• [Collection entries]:

# # # # #

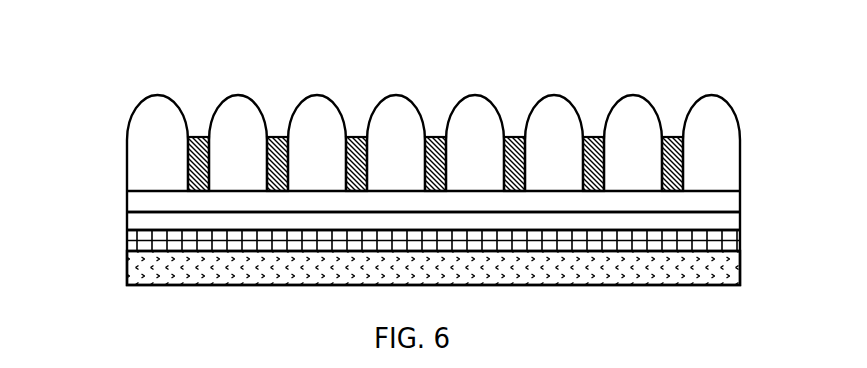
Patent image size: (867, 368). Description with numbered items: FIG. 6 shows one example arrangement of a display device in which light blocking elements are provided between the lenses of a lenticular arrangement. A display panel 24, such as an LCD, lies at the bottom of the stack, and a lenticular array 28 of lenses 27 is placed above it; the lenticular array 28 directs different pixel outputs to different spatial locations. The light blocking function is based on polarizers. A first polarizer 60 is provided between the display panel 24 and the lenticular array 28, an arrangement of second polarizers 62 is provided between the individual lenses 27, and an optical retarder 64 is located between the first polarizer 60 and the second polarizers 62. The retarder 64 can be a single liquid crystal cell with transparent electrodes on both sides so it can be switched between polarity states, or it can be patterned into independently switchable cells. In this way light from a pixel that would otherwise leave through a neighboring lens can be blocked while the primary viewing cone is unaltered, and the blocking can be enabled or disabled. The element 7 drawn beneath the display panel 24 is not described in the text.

The second polarizers 62 is at (267, 136).
The lenses 27 is at (630, 115).
The lenticular array 28 is at (762, 153).
The optical retarder 64 is at (127, 200).
The first polarizer 60 is at (127, 219).
The display panel 24 is at (127, 240).
The substrate 7 is at (127, 272).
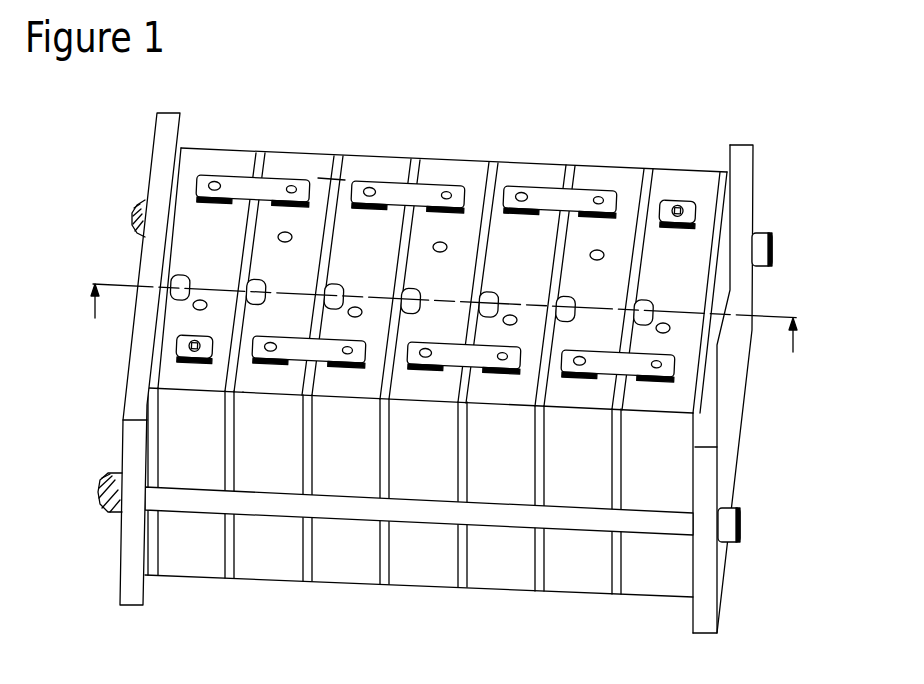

# # # # #

• [What this task involves]:
In the copy, include every entry above exactly and leave out each picture.

• [Written response]:
Patent image size: (867, 368). Description with numbered items: FIG. 6 shows one example arrangement of a display device in which light blocking elements are provided between the lenses of a lenticular arrangement. A display panel 24, such as an LCD, lies at the bottom of the stack, and a lenticular array 28 of lenses 27 is placed above it; the lenticular array 28 directs different pixel outputs to different spatial locations. The light blocking function is based on polarizers. A first polarizer 60 is provided between the display panel 24 and the lenticular array 28, an arrangement of second polarizers 62 is provided between the individual lenses 27, and an optical retarder 64 is located between the first polarizer 60 and the second polarizers 62. The retarder 64 can be a single liquid crystal cell with transparent electrodes on both sides so it can be switched between polarity states, or it can be patterned into independently switchable cells. In this way light from a pixel that would otherwise leave through a neighboring lens can be blocked while the primary viewing cone is unaltered, and the blocking can be enabled or disabled. The element 7 drawn beneath the display panel 24 is not described in the text.

The second polarizers 62 is at (267, 136).
The lenses 27 is at (630, 115).
The lenticular array 28 is at (762, 153).
The optical retarder 64 is at (127, 200).
The first polarizer 60 is at (127, 219).
The display panel 24 is at (127, 240).
The substrate 7 is at (127, 272).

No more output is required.